(Stored data)
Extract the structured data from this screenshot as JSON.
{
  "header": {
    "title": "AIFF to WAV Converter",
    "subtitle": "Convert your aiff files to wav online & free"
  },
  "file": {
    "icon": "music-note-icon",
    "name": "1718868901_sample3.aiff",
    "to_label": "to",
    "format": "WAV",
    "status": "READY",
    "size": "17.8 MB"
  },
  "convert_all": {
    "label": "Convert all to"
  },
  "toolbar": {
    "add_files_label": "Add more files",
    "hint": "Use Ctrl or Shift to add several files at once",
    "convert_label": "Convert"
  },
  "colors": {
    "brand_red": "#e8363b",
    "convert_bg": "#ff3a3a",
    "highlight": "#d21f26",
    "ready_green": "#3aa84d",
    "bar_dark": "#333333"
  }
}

* * *

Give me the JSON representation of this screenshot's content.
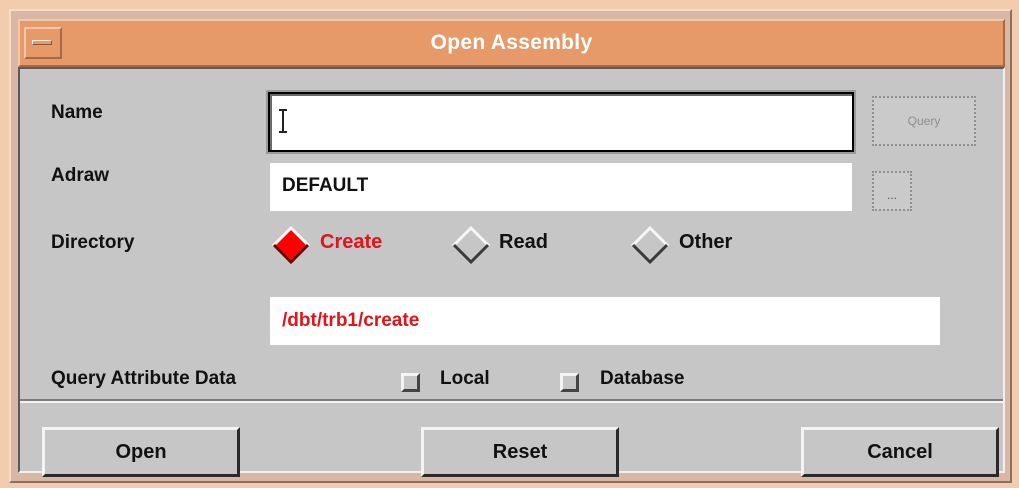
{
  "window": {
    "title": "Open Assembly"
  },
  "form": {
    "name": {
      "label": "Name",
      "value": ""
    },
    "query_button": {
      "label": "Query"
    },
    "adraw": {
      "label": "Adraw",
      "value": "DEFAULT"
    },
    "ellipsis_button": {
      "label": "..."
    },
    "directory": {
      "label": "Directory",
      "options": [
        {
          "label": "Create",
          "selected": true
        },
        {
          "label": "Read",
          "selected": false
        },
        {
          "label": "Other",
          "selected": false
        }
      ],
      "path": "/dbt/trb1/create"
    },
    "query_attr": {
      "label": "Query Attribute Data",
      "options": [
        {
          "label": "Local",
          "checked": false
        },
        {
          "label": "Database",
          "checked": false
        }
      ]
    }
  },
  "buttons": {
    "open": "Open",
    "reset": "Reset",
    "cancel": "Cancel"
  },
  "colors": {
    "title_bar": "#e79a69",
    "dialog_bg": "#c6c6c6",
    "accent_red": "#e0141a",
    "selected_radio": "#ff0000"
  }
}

...

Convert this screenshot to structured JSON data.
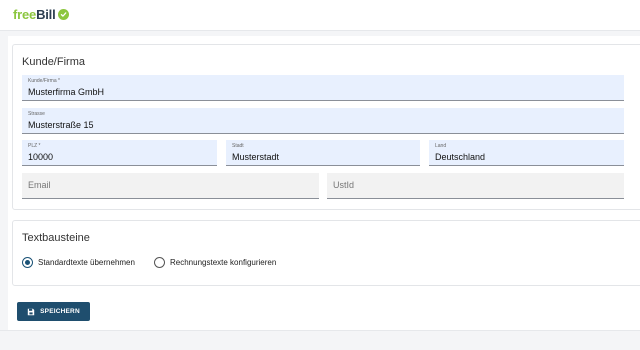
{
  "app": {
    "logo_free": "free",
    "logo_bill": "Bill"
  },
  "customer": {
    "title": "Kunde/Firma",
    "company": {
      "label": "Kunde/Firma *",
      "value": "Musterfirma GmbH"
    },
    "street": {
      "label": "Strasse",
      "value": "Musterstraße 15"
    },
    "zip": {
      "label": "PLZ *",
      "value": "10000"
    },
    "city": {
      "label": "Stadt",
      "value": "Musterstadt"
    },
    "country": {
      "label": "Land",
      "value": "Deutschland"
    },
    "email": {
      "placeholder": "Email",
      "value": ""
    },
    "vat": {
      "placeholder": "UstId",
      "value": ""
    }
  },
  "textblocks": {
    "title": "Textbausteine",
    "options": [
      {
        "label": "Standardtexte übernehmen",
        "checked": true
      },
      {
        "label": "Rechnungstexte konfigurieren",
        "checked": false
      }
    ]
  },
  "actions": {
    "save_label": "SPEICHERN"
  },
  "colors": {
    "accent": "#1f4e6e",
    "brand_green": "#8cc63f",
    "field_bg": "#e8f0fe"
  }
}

DIRECTIONS: Collect every line with the string "JSON" from the records, and copy each.

RESULT FOR THIS EXERCISE:
Extract the structured data from this screenshot as JSON.
Give me the JSON representation of this screenshot's content.
Convert this screenshot to structured JSON data.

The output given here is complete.